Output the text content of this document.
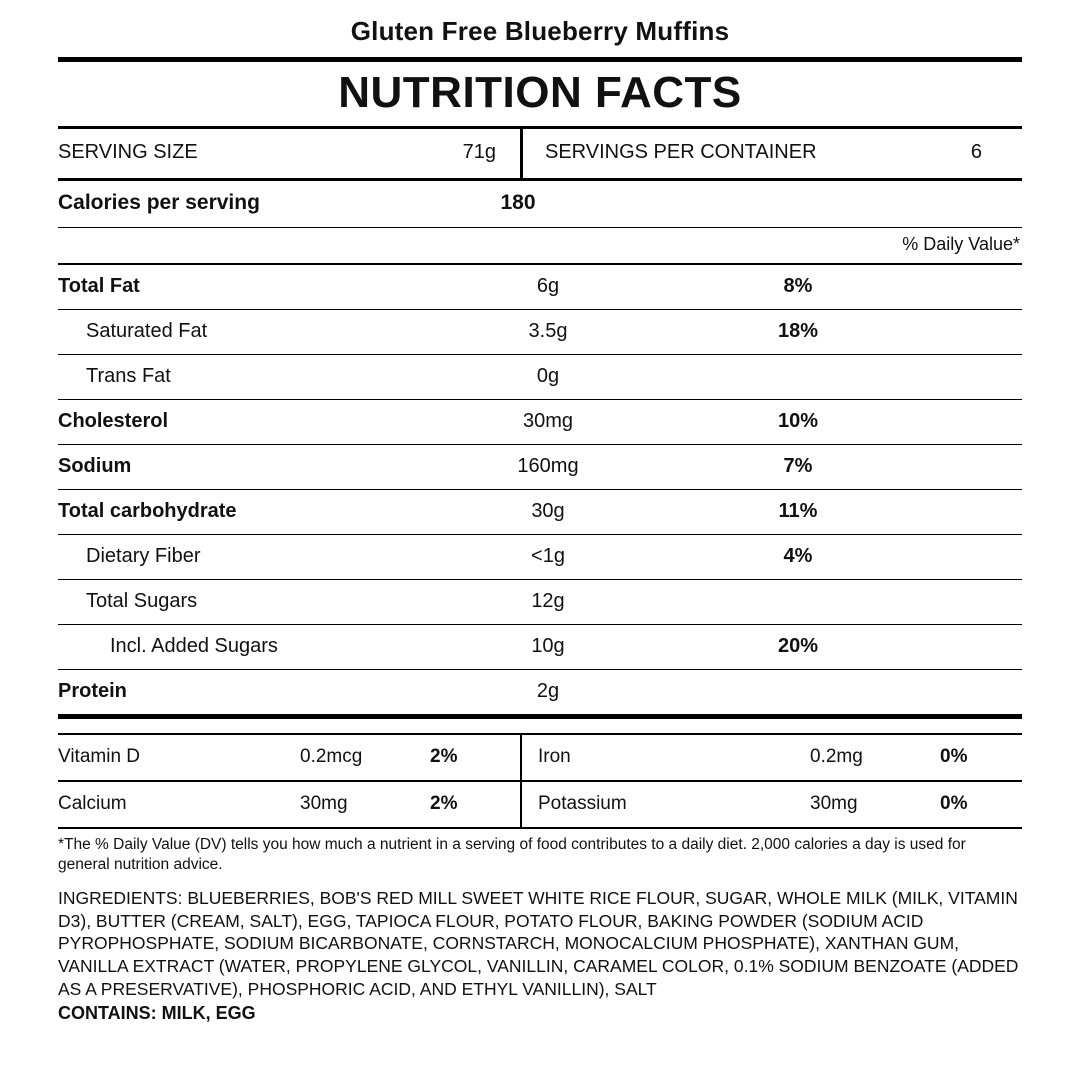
Gluten Free Blueberry Muffins
NUTRITION FACTS
SERVING SIZE	71g SERVINGS PER CONTAINER	6
Calories per serving	180
% Daily Value*
Total Fat	6g	8%
Saturated Fat	3.5g	18%
Trans Fat	0g
Cholesterol	30mg	10%
Sodium	160mg	7%
Total carbohydrate	30g	11%
Dietary Fiber	<1g	4%
Total Sugars	12g
Incl. Added Sugars	10g	20%
Protein	2g
Vitamin D	0.2mcg	2%	Iron	0.2mg	0%
Calcium	30mg	2%	Potassium	30mg	0%
*The % Daily Value (DV) tells you how much a nutrient in a serving of food contributes to a daily diet. 2,000 calories a day is used for general nutrition advice.
INGREDIENTS: BLUEBERRIES, BOB'S RED MILL SWEET WHITE RICE FLOUR, SUGAR, WHOLE MILK (MILK, VITAMIN D3), BUTTER (CREAM, SALT), EGG, TAPIOCA FLOUR, POTATO FLOUR, BAKING POWDER (SODIUM ACID PYROPHOSPHATE, SODIUM BICARBONATE, CORNSTARCH, MONOCALCIUM PHOSPHATE), XANTHAN GUM, VANILLA EXTRACT (WATER, PROPYLENE GLYCOL, VANILLIN, CARAMEL COLOR, 0.1% SODIUM BENZOATE (ADDED AS A PRESERVATIVE), PHOSPHORIC ACID, AND ETHYL VANILLIN), SALT
CONTAINS: MILK, EGG
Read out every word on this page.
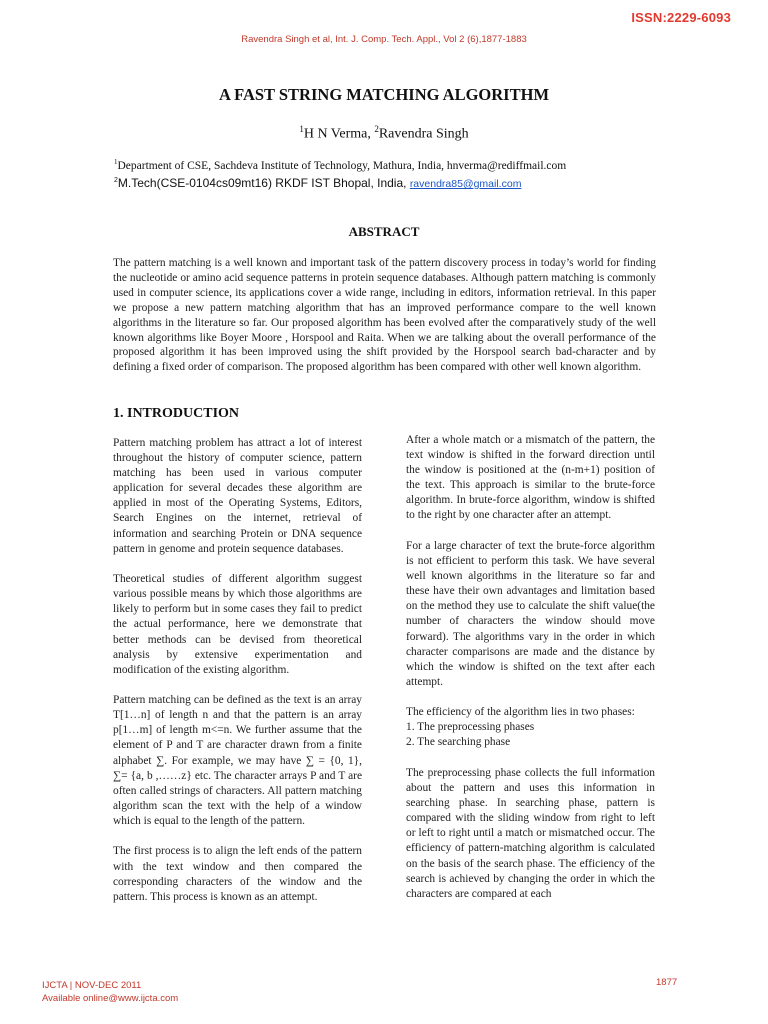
ISSN:2229-6093
Ravendra Singh et al, Int. J. Comp. Tech. Appl., Vol 2 (6),1877-1883
A FAST STRING MATCHING ALGORITHM
$^1$H N Verma, $^2$Ravendra Singh
$^1$Department of CSE, Sachdeva Institute of Technology, Mathura, India, hnverma@rediffmail.com
$^2$M.Tech(CSE-0104cs09mt16) RKDF IST Bhopal, India, ravendra85@gmail.com
ABSTRACT

The pattern matching is a well known and important task of the pattern discovery process in today’s world for finding the nucleotide or amino acid sequence patterns in protein sequence databases. Although pattern matching is commonly used in computer science, its applications cover a wide range, including in editors, information retrieval. In this paper we propose a new pattern matching algorithm that has an improved performance compare to the well known algorithms in the literature so far. Our proposed algorithm has been evolved after the comparatively study of the well known algorithms like Boyer Moore , Horspool and Raita. When we are talking about the overall performance of the proposed algorithm it has been improved using the shift provided by the Horspool search bad-character and by defining a fixed order of comparison. The proposed algorithm has been compared with other well known algorithm.

1. INTRODUCTION

Pattern matching problem has attract a lot of interest throughout the history of computer science, pattern matching has been used in various computer application for several decades these algorithm are applied in most of the Operating Systems, Editors, Search Engines on the internet, retrieval of information and searching Protein or DNA sequence pattern in genome and protein sequence databases.

Theoretical studies of different algorithm suggest various possible means by which those algorithms are likely to perform but in some cases they fail to predict the actual performance, here we demonstrate that better methods can be devised from theoretical analysis by extensive experimentation and modification of the existing algorithm.

Pattern matching can be defined as the text is an array T[1…n] of length n and that the pattern is an array p[1…m] of length m<=n. We further assume that the element of P and T are character drawn from a finite alphabet ∑. For example, we may have ∑ = {0, 1}, ∑= {a, b ,……z} etc. The character arrays P and T are often called strings of characters. All pattern matching algorithm scan the text with the help of a window which is equal to the length of the pattern.

The first process is to align the left ends of the pattern with the text window and then compared the corresponding characters of the window and the pattern. This process is known as an attempt.

After a whole match or a mismatch of the pattern, the text window is shifted in the forward direction until the window is positioned at the (n-m+1) position of the text. This approach is similar to the brute-force algorithm. In brute-force algorithm, window is shifted to the right by one character after an attempt.

For a large character of text the brute-force algorithm is not efficient to perform this task. We have several well known algorithms in the literature so far and these have their own advantages and limitation based on the method they use to calculate the shift value(the number of characters the window should move forward). The algorithms vary in the order in which character comparisons are made and the distance by which the window is shifted on the text after each attempt.

The efficiency of the algorithm lies in two phases:
1. The preprocessing phases
2. The searching phase

The preprocessing phase collects the full information about the pattern and uses this information in searching phase. In searching phase, pattern is compared with the sliding window from right to left or left to right until a match or mismatched occur. The efficiency of pattern-matching algorithm is calculated on the basis of the search phase. The efficiency of the search is achieved by changing the order in which the characters are compared at each

IJCTA | NOV-DEC 2011
Available online@www.ijcta.com
1877
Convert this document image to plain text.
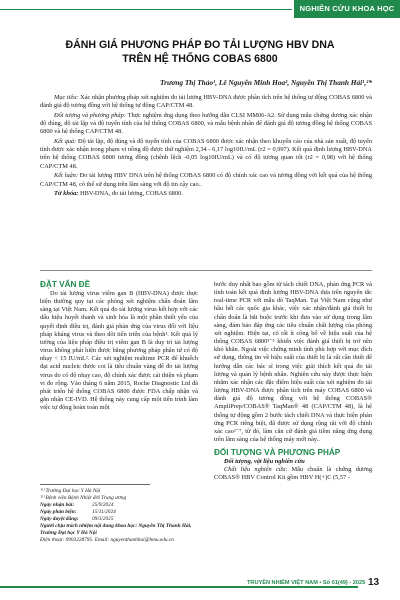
NGHIÊN CỨU KHOA HỌC
ĐÁNH GIÁ PHƯƠNG PHÁP ĐO TẢI LƯỢNG HBV DNA
TRÊN HỆ THỐNG COBAS 6800
Trương Thị Thảo¹, Lê Nguyễn Minh Hoa², Nguyễn Thị Thanh Hải¹,²*

Mục tiêu: Xác nhận phương pháp xét nghiệm đo tải lượng HBV-DNA được phân tích trên hệ thống tự động COBAS 6800 và đánh giá độ tương đồng với hệ thống tự động CAP/CTM 48.

Đối tượng và phương pháp: Thực nghiệm ứng dụng theo hướng dẫn CLSI MM06-A2. Sử dụng mẫu chứng dương xác nhận độ đúng, độ tái lặp và độ tuyến tính của hệ thống COBAS 6800, và mẫu bệnh nhân để đánh giá độ tương đồng hệ thống COBAS 6800 và hệ thống CAP/CTM 48.

Kết quả: Độ tái lặp, độ đúng và độ tuyến tính của COBAS 6800 được xác nhận theo khuyến cáo của nhà sản xuất, độ tuyến tính được xác nhận trong phạm vi nồng độ được thử nghiệm 2,34 - 6,17 log10IU/mL (r2 = 0,997). Kết quả định lượng HBV-DNA trên hệ thống COBAS 6800 tương đồng (chênh lệch -0,05 log10IU/mL) và có độ tương quan tốt (r2 = 0,98) với hệ thống CAP/CTM 48.

Kết luận: Đo tải lượng HBV DNA trên hệ thống COBAS 6800 có độ chính xác cao và tương đồng với kết quả của hệ thống CAP/CTM 48, có thể sử dụng trên lâm sàng với độ tin cậy cao..

Từ khóa: HBV-DNA, đo tải lượng, COBAS 6800.

ĐẶT VẤN ĐỀ

Do tải lượng virus viêm gan B (HBV-DNA) được thực hiện thường quy tại các phòng xét nghiệm chẩn đoán lâm sàng tại Việt Nam. Kết quả đo tải lượng virus kết hợp với các dấu hiệu huyết thanh và sinh hóa là một phần thiết yếu của quyết định điều trị, đánh giá phản ứng của virus đối với liệu pháp kháng virus và theo dõi tiến triển của bệnh¹. Kết quả lý tưởng của liệu pháp điều trị viêm gan B là duy trì tải lượng virus không phát hiện được bằng phương pháp phân tử có độ nhạy < 15 IU/mL². Các xét nghiệm realtime PCR để khuếch đại acid nucleic được coi là tiêu chuẩn vàng để đo tải lượng virus do có độ nhạy cao, độ chính xác được cải thiện và phạm vi đo rộng. Vào tháng 6 năm 2015, Roche Diagnostic Ltd đã phát triển hệ thống COBAS 6800 được FDA chấp nhận và gắn nhãn CE-IVD. Hệ thống này cung cấp một tiến trình làm việc tự động hoàn toàn một

⁽¹⁾ Trường Đại học Y Hà Nội
⁽²⁾ Bệnh viện Bệnh Nhiệt đới Trung ương
Ngày nhận bài:	25/9/2024
Ngày phản biện:	15/11/2024
Ngày duyệt đăng:	09/3/2025
Người chịu trách nhiệm nội dung khoa học: Nguyễn Thị Thanh Hải, Trường Đại học Y Hà Nội
Điện thoại: 0903228795. Email: nguyenthanhhai@hmu.edu.vn

bước duy nhất bao gồm từ tách chiết DNA, phản ứng PCR và tính toán kết quả định lượng HBV-DNA dựa trên nguyên tắc real-time PCR với mẫu dò TaqMan. Tại Việt Nam cũng như hầu hết các quốc gia khác, việc xác nhận/đánh giá thiết bị chẩn đoán là bắt buộc trước khi đưa vào sử dụng trong lâm sàng, đảm bảo đáp ứng các tiêu chuẩn chất lượng của phòng xét nghiệm. Hiện tại, có rất ít công bố về hiệu suất của hệ thống COBAS 6800³⁻⁵ khiến việc đánh giá thiết bị trở nên khó khăn. Ngoài việc chứng minh tính phù hợp với mục đích sử dụng, thông tin về hiệu suất của thiết bị là rất cần thiết để hướng dẫn các bác sĩ trong việc giải thích kết quả đo tải lượng và quản lý bệnh nhân. Nghiên cứu này được thực hiện nhằm xác nhận các đặc điểm hiệu suất của xét nghiệm đo tải lượng HBV-DNA được phân tích trên máy COBAS 6800 và đánh giá độ tương đồng với hệ thống COBAS® AmpliPrep/COBAS® TaqMan® 48 (CAP/CTM 48), là hệ thống tự động gồm 2 bước tách chiết DNA và thực hiện phản ứng PCR riêng biệt, đã được sử dụng rộng rãi với độ chính xác cao²⁻⁷, từ đó, làm căn cứ đánh giá tiềm năng ứng dụng trên lâm sàng của hệ thống máy mới này..

ĐỐI TƯỢNG VÀ PHƯƠNG PHÁP

Đối tượng, vật liệu nghiên cứu

Chất liệu nghiên cứu: Mẫu chuẩn là chứng dương COBAS® HBV Control Kit gồm HBV H(+)C (5,57 -

TRUYỀN NHIỄM VIỆT NAM • Số 01(49) - 2025 13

* * * *

▶ TASK DIRECTIONS: Wherever the word "Ngày" appears in a line of the data above, copy that line.

▶ RESULT:
Ngày nhận bài:	25/9/2024
Ngày phản biện:	15/11/2024
Ngày duyệt đăng:	09/3/2025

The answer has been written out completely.